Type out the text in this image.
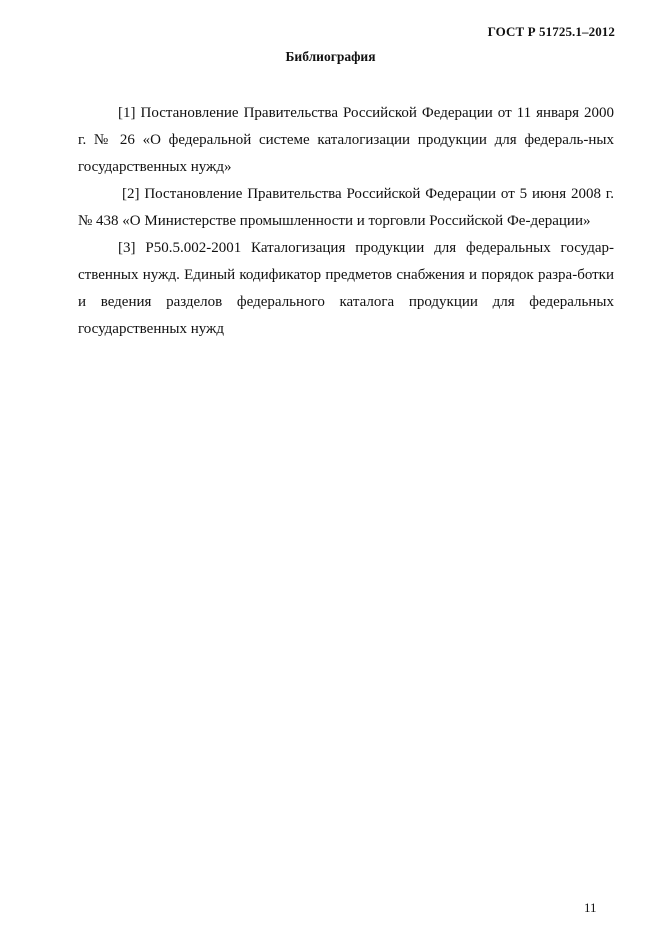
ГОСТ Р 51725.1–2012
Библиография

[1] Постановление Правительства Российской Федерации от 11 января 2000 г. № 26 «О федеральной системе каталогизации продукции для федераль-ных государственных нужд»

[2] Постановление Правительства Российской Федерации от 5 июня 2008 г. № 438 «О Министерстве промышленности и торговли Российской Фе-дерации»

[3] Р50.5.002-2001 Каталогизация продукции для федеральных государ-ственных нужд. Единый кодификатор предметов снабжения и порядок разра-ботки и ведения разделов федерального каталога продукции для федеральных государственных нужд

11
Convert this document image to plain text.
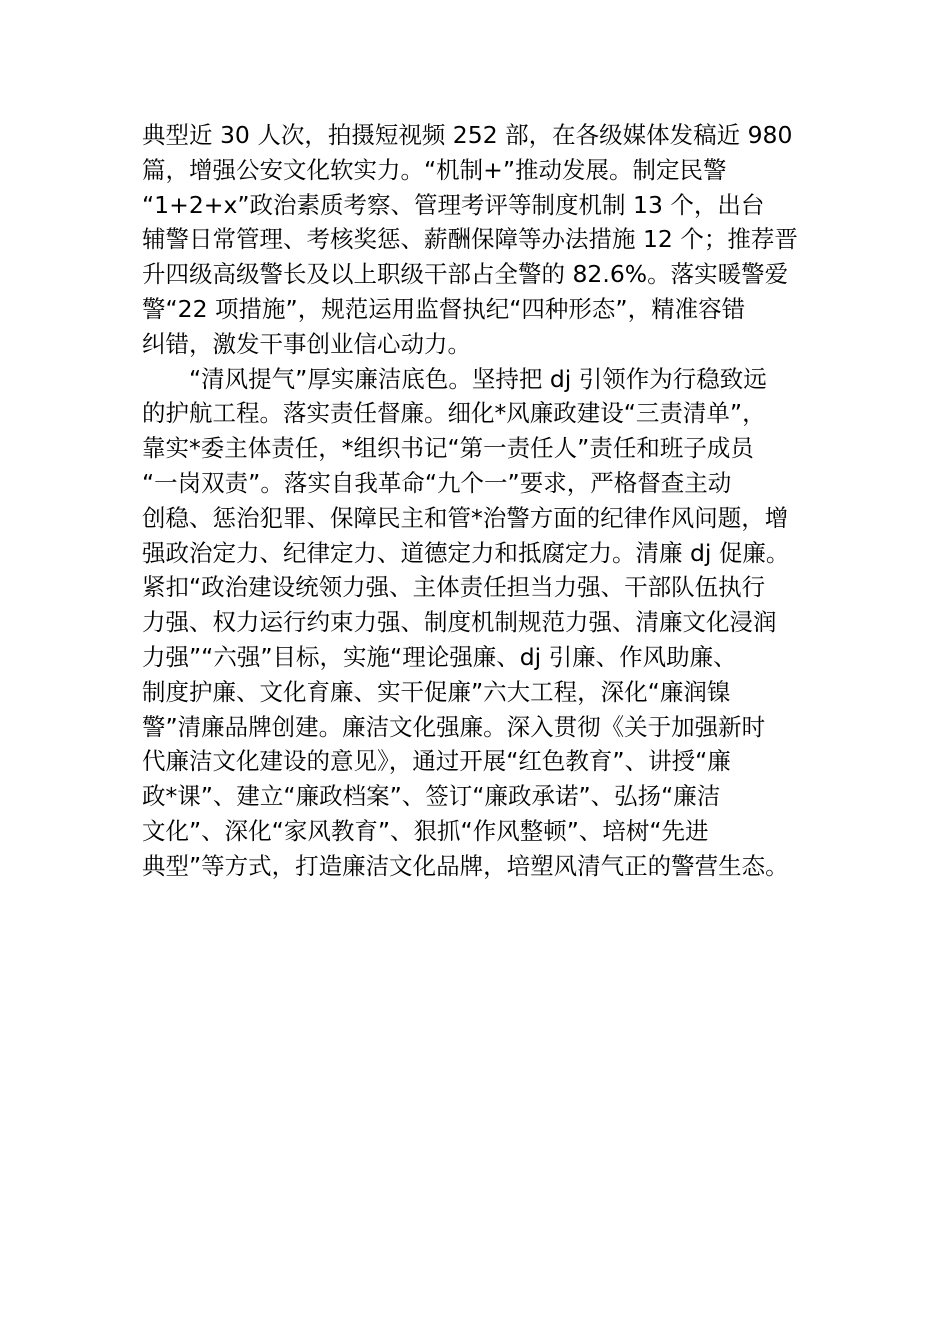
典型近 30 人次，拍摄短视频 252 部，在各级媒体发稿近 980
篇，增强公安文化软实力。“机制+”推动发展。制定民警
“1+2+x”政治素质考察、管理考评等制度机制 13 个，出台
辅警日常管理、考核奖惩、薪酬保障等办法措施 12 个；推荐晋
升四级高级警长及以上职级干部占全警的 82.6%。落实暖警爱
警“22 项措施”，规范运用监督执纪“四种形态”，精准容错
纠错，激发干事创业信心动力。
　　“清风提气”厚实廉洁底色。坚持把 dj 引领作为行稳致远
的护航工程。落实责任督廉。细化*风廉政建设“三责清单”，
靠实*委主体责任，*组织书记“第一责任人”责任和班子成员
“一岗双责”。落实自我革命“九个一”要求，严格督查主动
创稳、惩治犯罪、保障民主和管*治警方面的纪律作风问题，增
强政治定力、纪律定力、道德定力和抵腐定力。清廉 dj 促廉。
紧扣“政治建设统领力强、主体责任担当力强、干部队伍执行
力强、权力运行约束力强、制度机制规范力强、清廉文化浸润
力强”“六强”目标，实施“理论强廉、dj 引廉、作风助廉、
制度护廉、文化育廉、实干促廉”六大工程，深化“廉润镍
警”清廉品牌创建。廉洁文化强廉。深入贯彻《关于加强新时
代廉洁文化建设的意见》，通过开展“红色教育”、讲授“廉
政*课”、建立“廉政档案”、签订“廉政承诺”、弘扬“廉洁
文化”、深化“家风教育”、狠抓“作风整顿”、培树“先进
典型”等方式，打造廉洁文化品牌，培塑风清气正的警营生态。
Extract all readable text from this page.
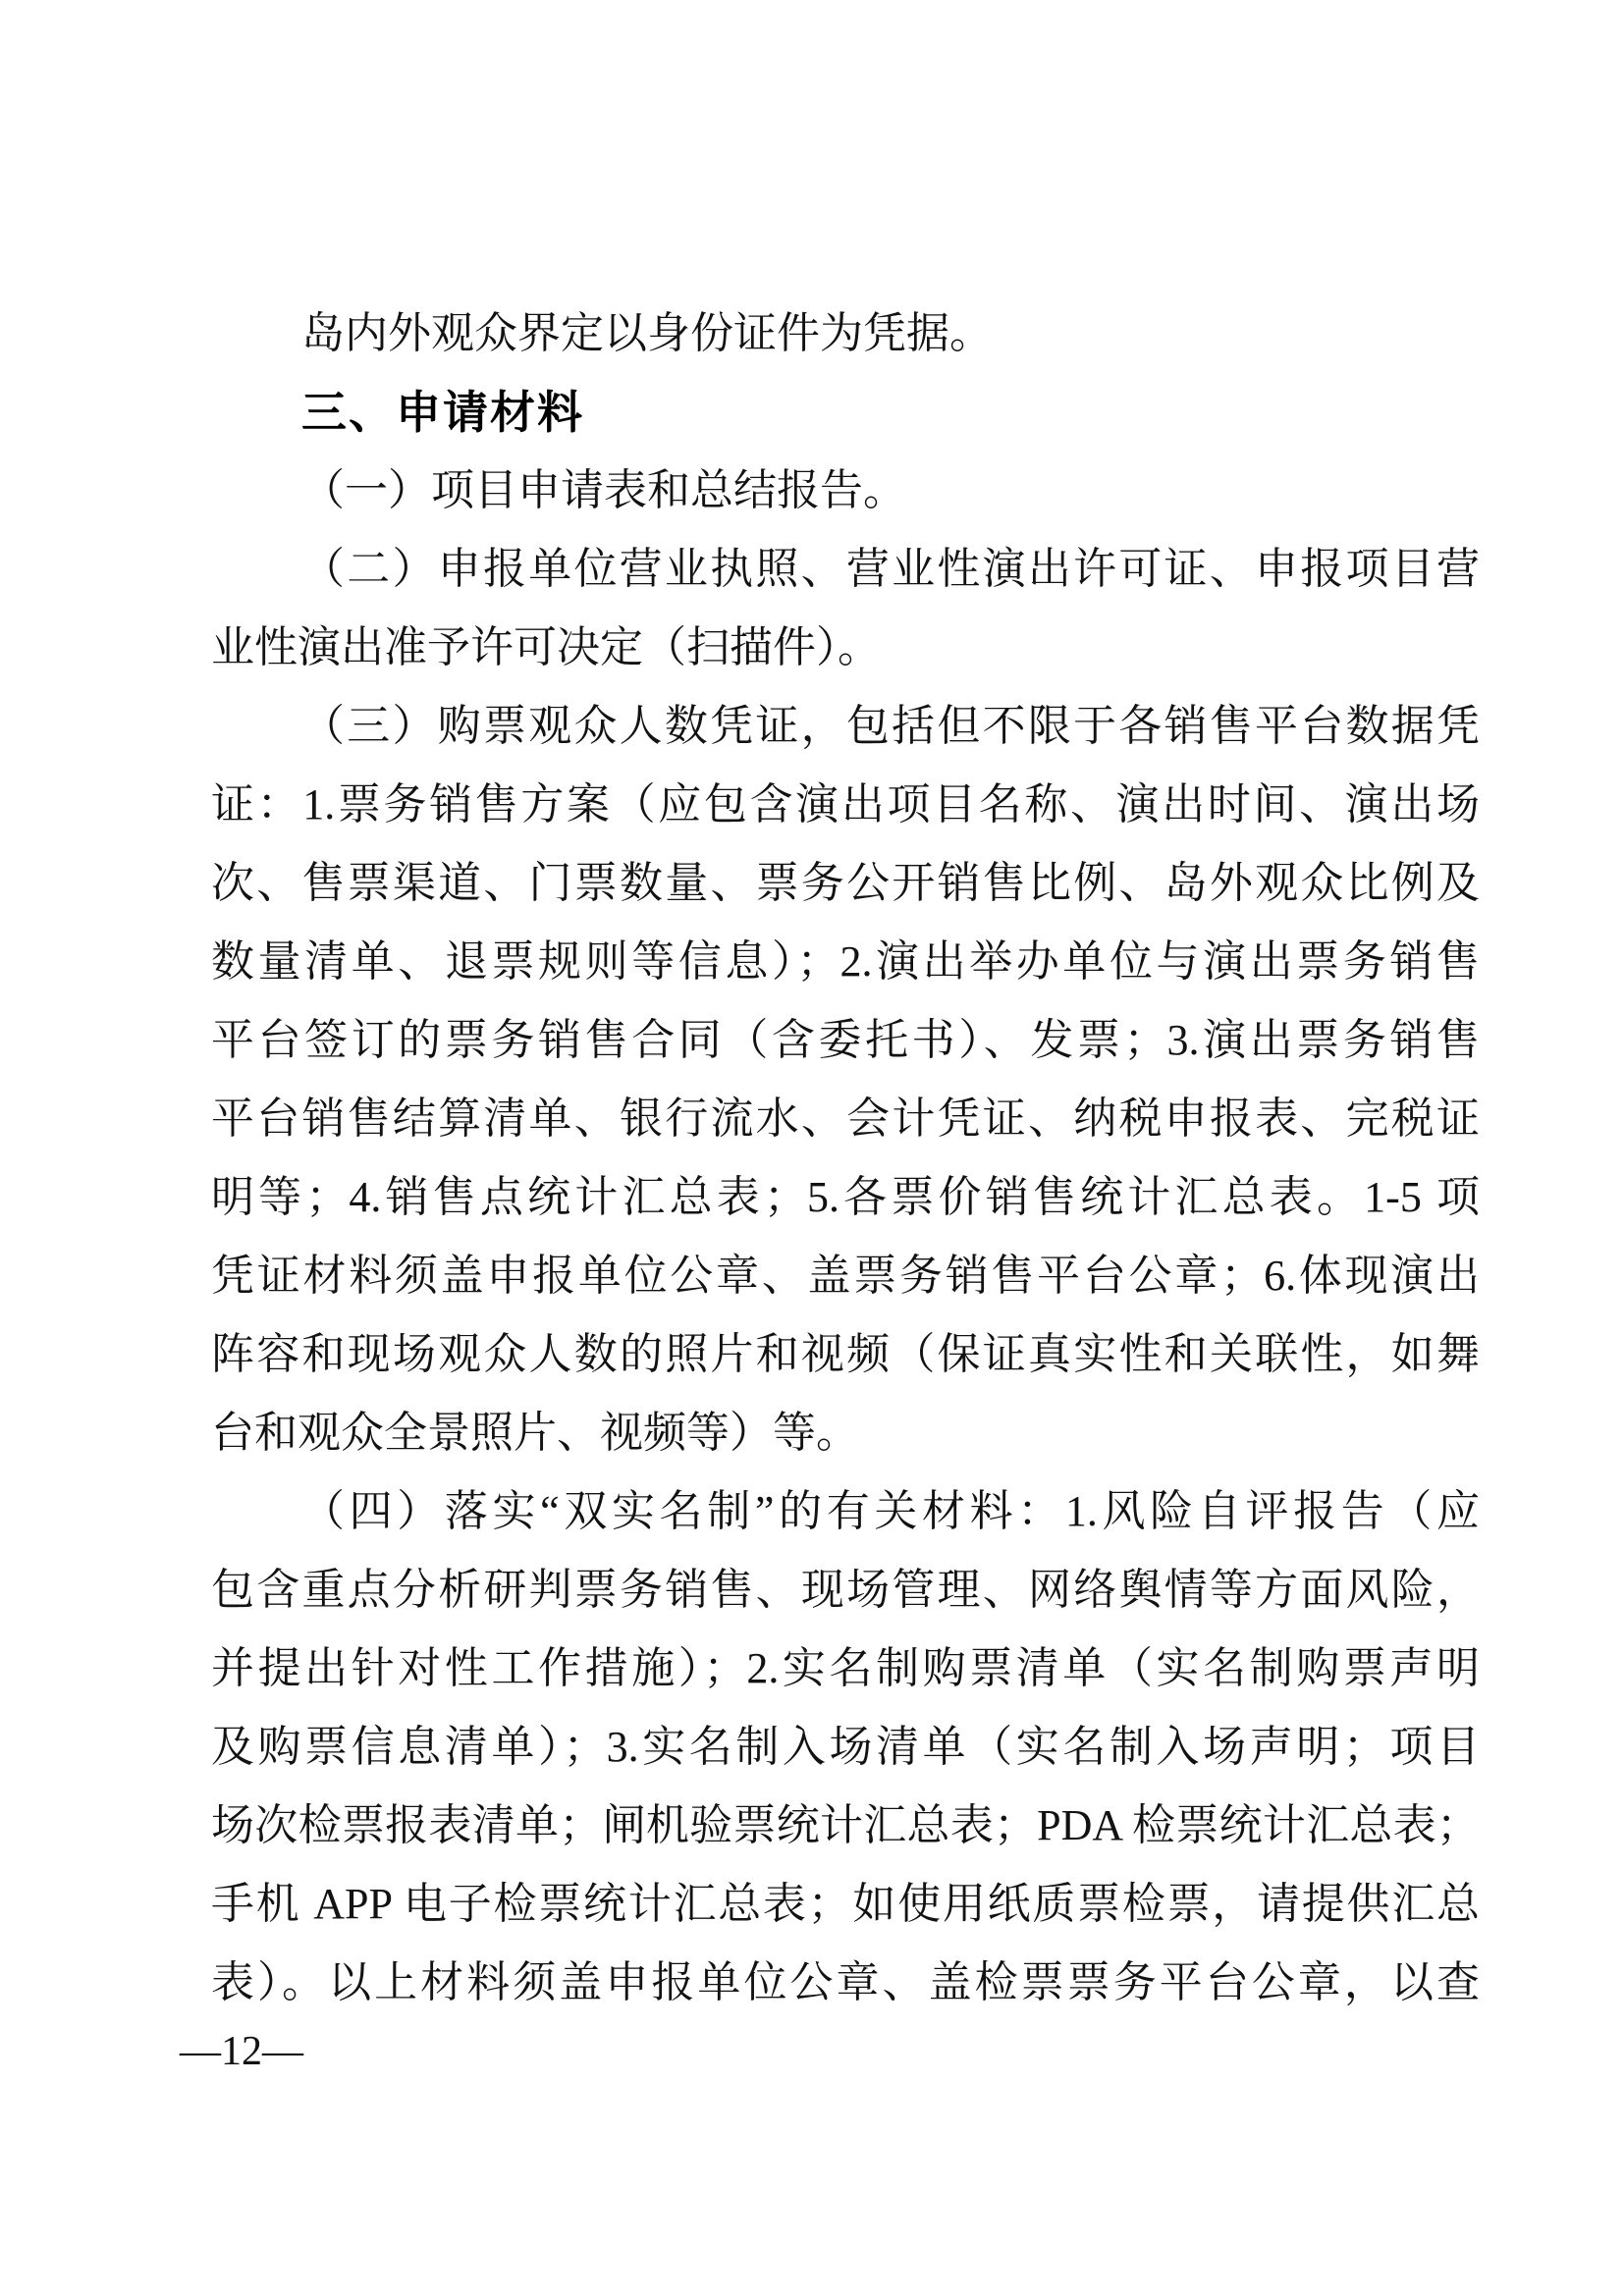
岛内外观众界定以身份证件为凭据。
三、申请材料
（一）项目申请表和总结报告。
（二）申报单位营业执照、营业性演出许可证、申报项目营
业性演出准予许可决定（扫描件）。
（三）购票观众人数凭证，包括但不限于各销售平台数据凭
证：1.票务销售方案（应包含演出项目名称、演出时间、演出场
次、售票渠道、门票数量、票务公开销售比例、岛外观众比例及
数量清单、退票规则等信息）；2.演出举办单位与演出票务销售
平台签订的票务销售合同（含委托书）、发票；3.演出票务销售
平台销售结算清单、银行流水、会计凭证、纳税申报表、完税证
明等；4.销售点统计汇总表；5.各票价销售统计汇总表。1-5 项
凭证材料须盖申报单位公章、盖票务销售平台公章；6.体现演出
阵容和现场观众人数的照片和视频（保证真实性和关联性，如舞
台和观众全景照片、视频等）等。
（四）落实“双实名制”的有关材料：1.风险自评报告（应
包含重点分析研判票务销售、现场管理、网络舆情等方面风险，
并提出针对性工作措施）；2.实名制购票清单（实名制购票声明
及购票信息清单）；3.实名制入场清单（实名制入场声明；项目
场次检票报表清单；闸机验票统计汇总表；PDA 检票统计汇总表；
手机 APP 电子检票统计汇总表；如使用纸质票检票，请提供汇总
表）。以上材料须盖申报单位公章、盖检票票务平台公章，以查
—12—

What you are asked to do:
For the listing above, give the number of lines in which the string "image" occurs, and nothing else.

Answer below:
2